* _Exercise directions_: List all the lines in these records that hold "course".

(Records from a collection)
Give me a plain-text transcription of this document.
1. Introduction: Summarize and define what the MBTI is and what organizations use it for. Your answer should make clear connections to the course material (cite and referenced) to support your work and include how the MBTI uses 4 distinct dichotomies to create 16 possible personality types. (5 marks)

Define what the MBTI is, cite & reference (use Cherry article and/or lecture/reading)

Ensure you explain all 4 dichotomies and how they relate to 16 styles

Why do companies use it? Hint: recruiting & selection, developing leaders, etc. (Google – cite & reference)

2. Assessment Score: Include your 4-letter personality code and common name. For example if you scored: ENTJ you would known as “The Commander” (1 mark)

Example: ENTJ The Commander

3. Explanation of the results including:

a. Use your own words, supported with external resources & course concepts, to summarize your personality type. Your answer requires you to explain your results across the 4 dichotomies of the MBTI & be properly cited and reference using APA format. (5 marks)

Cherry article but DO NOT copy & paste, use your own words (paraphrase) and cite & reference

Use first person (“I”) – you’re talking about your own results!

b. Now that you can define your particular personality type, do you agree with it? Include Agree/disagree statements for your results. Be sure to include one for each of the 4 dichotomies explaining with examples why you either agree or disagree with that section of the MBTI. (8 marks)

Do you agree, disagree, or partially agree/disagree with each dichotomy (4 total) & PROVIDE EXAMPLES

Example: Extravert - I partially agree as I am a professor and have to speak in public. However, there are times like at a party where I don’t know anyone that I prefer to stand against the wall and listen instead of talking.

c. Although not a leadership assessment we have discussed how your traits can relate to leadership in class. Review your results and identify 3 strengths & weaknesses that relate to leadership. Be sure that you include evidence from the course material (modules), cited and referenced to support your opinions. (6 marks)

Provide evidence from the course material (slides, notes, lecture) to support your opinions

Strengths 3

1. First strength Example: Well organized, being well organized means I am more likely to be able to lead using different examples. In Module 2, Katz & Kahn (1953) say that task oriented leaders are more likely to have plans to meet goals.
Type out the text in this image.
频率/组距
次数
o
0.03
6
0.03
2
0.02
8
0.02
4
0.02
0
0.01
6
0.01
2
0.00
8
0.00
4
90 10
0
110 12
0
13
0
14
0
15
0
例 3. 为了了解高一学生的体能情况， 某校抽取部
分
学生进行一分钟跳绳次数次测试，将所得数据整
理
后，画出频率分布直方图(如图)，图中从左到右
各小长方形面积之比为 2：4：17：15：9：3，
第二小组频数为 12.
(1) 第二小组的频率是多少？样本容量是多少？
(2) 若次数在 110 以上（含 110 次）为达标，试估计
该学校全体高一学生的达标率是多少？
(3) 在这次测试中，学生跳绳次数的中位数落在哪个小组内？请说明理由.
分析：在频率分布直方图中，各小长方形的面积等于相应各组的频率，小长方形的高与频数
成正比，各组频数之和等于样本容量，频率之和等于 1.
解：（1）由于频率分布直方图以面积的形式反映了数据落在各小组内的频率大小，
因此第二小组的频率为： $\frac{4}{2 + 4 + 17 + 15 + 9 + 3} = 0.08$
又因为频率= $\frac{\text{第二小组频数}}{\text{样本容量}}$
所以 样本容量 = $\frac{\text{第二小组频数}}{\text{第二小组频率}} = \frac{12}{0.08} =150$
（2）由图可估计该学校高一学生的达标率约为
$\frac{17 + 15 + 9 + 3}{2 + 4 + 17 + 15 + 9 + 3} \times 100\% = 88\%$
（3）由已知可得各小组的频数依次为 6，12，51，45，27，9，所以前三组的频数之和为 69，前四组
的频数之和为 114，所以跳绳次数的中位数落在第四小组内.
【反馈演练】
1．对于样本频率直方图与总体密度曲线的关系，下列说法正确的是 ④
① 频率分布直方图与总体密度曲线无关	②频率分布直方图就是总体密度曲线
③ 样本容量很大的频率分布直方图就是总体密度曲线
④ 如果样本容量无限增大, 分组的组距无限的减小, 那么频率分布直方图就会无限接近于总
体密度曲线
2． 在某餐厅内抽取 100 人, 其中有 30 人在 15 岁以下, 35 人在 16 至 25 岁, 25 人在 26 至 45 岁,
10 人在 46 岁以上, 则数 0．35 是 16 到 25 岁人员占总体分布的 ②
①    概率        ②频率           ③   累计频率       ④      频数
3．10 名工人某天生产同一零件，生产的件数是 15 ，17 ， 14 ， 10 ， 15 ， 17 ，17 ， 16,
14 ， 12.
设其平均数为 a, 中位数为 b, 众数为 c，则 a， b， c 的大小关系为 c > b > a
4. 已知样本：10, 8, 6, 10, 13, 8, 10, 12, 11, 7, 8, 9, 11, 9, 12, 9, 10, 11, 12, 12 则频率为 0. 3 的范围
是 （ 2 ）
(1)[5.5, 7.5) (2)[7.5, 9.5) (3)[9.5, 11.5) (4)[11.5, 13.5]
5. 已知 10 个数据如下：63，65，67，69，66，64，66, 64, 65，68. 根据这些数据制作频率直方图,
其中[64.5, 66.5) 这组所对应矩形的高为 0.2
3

* _Task response_:
1. Introduction: Summarize and define what the MBTI is and what organizations use it for. Your answer should make clear connections to the course material (cite and referenced) to support your work and include how the MBTI uses 4 distinct dichotomies to create 16 possible personality types. (5 marks)
a. Use your own words, supported with external resources & course concepts, to summarize your personality type. Your answer requires you to explain your results across the 4 dichotomies of the MBTI & be properly cited and reference using APA format. (5 marks)
c. Although not a leadership assessment we have discussed how your traits can relate to leadership in class. Review your results and identify 3 strengths & weaknesses that relate to leadership. Be sure that you include evidence from the course material (modules), cited and referenced to support your opinions. (6 marks)
Provide evidence from the course material (slides, notes, lecture) to support your opinions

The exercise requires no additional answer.